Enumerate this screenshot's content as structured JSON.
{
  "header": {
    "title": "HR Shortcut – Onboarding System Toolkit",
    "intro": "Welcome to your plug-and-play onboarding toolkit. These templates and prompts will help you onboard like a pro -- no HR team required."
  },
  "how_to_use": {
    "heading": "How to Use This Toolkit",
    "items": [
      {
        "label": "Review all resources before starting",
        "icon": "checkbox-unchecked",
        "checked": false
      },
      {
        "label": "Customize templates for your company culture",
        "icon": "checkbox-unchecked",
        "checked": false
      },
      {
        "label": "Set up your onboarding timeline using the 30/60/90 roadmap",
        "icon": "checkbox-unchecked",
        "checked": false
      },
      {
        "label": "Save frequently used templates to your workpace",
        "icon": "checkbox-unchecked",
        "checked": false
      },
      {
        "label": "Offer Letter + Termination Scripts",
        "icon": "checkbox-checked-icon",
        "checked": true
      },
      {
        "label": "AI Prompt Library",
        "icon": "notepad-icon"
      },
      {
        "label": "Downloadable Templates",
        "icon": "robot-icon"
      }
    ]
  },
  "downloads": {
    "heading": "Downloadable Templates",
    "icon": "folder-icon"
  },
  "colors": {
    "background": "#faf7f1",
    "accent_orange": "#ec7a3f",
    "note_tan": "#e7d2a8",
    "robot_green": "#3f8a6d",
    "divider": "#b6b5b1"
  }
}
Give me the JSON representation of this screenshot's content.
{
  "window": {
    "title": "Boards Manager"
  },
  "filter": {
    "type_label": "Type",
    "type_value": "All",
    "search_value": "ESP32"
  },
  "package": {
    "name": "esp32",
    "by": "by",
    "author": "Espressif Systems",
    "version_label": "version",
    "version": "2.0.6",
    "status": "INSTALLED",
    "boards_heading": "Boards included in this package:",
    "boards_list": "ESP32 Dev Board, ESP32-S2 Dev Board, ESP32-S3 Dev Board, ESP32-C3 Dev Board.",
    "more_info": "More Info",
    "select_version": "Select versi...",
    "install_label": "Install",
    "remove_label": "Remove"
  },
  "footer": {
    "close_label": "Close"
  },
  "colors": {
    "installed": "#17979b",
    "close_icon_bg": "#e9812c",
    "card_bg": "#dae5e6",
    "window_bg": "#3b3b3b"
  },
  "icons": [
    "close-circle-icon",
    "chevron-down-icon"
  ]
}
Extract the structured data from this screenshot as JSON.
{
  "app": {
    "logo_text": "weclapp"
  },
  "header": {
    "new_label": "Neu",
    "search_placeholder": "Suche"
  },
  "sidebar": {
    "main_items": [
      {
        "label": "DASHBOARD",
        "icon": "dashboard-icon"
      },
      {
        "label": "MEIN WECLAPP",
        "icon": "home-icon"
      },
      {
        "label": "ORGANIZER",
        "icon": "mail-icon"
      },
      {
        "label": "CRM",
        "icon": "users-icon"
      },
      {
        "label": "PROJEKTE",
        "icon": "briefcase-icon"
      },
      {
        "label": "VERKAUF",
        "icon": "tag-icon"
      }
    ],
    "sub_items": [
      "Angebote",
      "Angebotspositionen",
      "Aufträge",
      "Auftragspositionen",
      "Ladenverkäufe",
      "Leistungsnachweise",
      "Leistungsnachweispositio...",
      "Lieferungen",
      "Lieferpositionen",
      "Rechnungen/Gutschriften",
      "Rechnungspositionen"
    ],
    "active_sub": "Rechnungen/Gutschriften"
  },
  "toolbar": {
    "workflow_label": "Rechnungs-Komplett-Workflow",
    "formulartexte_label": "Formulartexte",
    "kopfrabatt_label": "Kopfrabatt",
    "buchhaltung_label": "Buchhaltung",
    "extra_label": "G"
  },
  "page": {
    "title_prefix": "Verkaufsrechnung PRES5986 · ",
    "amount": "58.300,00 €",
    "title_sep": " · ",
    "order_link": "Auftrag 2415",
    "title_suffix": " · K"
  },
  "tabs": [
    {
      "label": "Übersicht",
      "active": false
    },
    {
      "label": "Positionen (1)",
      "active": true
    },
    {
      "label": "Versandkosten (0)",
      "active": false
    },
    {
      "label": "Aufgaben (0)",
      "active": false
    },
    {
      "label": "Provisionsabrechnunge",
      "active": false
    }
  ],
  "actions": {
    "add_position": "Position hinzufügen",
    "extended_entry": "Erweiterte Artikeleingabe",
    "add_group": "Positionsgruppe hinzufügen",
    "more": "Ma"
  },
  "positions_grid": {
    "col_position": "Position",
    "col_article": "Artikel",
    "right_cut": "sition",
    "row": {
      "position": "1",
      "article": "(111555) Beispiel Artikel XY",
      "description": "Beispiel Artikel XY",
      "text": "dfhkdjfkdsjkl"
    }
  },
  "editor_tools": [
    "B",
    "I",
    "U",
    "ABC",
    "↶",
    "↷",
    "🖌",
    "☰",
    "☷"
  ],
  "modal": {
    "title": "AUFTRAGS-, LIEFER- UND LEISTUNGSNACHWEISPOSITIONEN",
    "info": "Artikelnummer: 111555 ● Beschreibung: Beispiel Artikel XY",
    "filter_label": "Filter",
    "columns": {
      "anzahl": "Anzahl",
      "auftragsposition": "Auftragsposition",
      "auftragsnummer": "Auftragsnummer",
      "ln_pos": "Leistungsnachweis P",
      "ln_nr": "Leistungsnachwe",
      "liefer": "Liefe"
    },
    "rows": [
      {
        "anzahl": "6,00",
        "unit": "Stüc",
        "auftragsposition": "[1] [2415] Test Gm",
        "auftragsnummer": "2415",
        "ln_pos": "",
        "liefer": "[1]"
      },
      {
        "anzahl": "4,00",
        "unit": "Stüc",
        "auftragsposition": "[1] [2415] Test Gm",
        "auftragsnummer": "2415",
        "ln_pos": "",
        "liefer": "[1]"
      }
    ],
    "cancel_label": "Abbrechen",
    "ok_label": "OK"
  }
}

----------

=== Task to carry out ===
Recopy the whole listing exactly.

=== Result of the exercise ===
Enumerate this screenshot's content as structured JSON.
{
  "header": {
    "title": "HR Shortcut – Onboarding System Toolkit",
    "intro": "Welcome to your plug-and-play onboarding toolkit. These templates and prompts will help you onboard like a pro -- no HR team required."
  },
  "how_to_use": {
    "heading": "How to Use This Toolkit",
    "items": [
      {
        "label": "Review all resources before starting",
        "icon": "checkbox-unchecked",
        "checked": false
      },
      {
        "label": "Customize templates for your company culture",
        "icon": "checkbox-unchecked",
        "checked": false
      },
      {
        "label": "Set up your onboarding timeline using the 30/60/90 roadmap",
        "icon": "checkbox-unchecked",
        "checked": false
      },
      {
        "label": "Save frequently used templates to your workpace",
        "icon": "checkbox-unchecked",
        "checked": false
      },
      {
        "label": "Offer Letter + Termination Scripts",
        "icon": "checkbox-checked-icon",
        "checked": true
      },
      {
        "label": "AI Prompt Library",
        "icon": "notepad-icon"
      },
      {
        "label": "Downloadable Templates",
        "icon": "robot-icon"
      }
    ]
  },
  "downloads": {
    "heading": "Downloadable Templates",
    "icon": "folder-icon"
  },
  "colors": {
    "background": "#faf7f1",
    "accent_orange": "#ec7a3f",
    "note_tan": "#e7d2a8",
    "robot_green": "#3f8a6d",
    "divider": "#b6b5b1"
  }
}
Give me the JSON representation of this screenshot's content.
{
  "window": {
    "title": "Boards Manager"
  },
  "filter": {
    "type_label": "Type",
    "type_value": "All",
    "search_value": "ESP32"
  },
  "package": {
    "name": "esp32",
    "by": "by",
    "author": "Espressif Systems",
    "version_label": "version",
    "version": "2.0.6",
    "status": "INSTALLED",
    "boards_heading": "Boards included in this package:",
    "boards_list": "ESP32 Dev Board, ESP32-S2 Dev Board, ESP32-S3 Dev Board, ESP32-C3 Dev Board.",
    "more_info": "More Info",
    "select_version": "Select versi...",
    "install_label": "Install",
    "remove_label": "Remove"
  },
  "footer": {
    "close_label": "Close"
  },
  "colors": {
    "installed": "#17979b",
    "close_icon_bg": "#e9812c",
    "card_bg": "#dae5e6",
    "window_bg": "#3b3b3b"
  },
  "icons": [
    "close-circle-icon",
    "chevron-down-icon"
  ]
}
Extract the structured data from this screenshot as JSON.
{
  "app": {
    "logo_text": "weclapp"
  },
  "header": {
    "new_label": "Neu",
    "search_placeholder": "Suche"
  },
  "sidebar": {
    "main_items": [
      {
        "label": "DASHBOARD",
        "icon": "dashboard-icon"
      },
      {
        "label": "MEIN WECLAPP",
        "icon": "home-icon"
      },
      {
        "label": "ORGANIZER",
        "icon": "mail-icon"
      },
      {
        "label": "CRM",
        "icon": "users-icon"
      },
      {
        "label": "PROJEKTE",
        "icon": "briefcase-icon"
      },
      {
        "label": "VERKAUF",
        "icon": "tag-icon"
      }
    ],
    "sub_items": [
      "Angebote",
      "Angebotspositionen",
      "Aufträge",
      "Auftragspositionen",
      "Ladenverkäufe",
      "Leistungsnachweise",
      "Leistungsnachweispositio...",
      "Lieferungen",
      "Lieferpositionen",
      "Rechnungen/Gutschriften",
      "Rechnungspositionen"
    ],
    "active_sub": "Rechnungen/Gutschriften"
  },
  "toolbar": {
    "workflow_label": "Rechnungs-Komplett-Workflow",
    "formulartexte_label": "Formulartexte",
    "kopfrabatt_label": "Kopfrabatt",
    "buchhaltung_label": "Buchhaltung",
    "extra_label": "G"
  },
  "page": {
    "title_prefix": "Verkaufsrechnung PRES5986 · ",
    "amount": "58.300,00 €",
    "title_sep": " · ",
    "order_link": "Auftrag 2415",
    "title_suffix": " · K"
  },
  "tabs": [
    {
      "label": "Übersicht",
      "active": false
    },
    {
      "label": "Positionen (1)",
      "active": true
    },
    {
      "label": "Versandkosten (0)",
      "active": false
    },
    {
      "label": "Aufgaben (0)",
      "active": false
    },
    {
      "label": "Provisionsabrechnunge",
      "active": false
    }
  ],
  "actions": {
    "add_position": "Position hinzufügen",
    "extended_entry": "Erweiterte Artikeleingabe",
    "add_group": "Positionsgruppe hinzufügen",
    "more": "Ma"
  },
  "positions_grid": {
    "col_position": "Position",
    "col_article": "Artikel",
    "right_cut": "sition",
    "row": {
      "position": "1",
      "article": "(111555) Beispiel Artikel XY",
      "description": "Beispiel Artikel XY",
      "text": "dfhkdjfkdsjkl"
    }
  },
  "editor_tools": [
    "B",
    "I",
    "U",
    "ABC",
    "↶",
    "↷",
    "🖌",
    "☰",
    "☷"
  ],
  "modal": {
    "title": "AUFTRAGS-, LIEFER- UND LEISTUNGSNACHWEISPOSITIONEN",
    "info": "Artikelnummer: 111555 ● Beschreibung: Beispiel Artikel XY",
    "filter_label": "Filter",
    "columns": {
      "anzahl": "Anzahl",
      "auftragsposition": "Auftragsposition",
      "auftragsnummer": "Auftragsnummer",
      "ln_pos": "Leistungsnachweis P",
      "ln_nr": "Leistungsnachwe",
      "liefer": "Liefe"
    },
    "rows": [
      {
        "anzahl": "6,00",
        "unit": "Stüc",
        "auftragsposition": "[1] [2415] Test Gm",
        "auftragsnummer": "2415",
        "ln_pos": "",
        "liefer": "[1]"
      },
      {
        "anzahl": "4,00",
        "unit": "Stüc",
        "auftragsposition": "[1] [2415] Test Gm",
        "auftragsnummer": "2415",
        "ln_pos": "",
        "liefer": "[1]"
      }
    ],
    "cancel_label": "Abbrechen",
    "ok_label": "OK"
  }
}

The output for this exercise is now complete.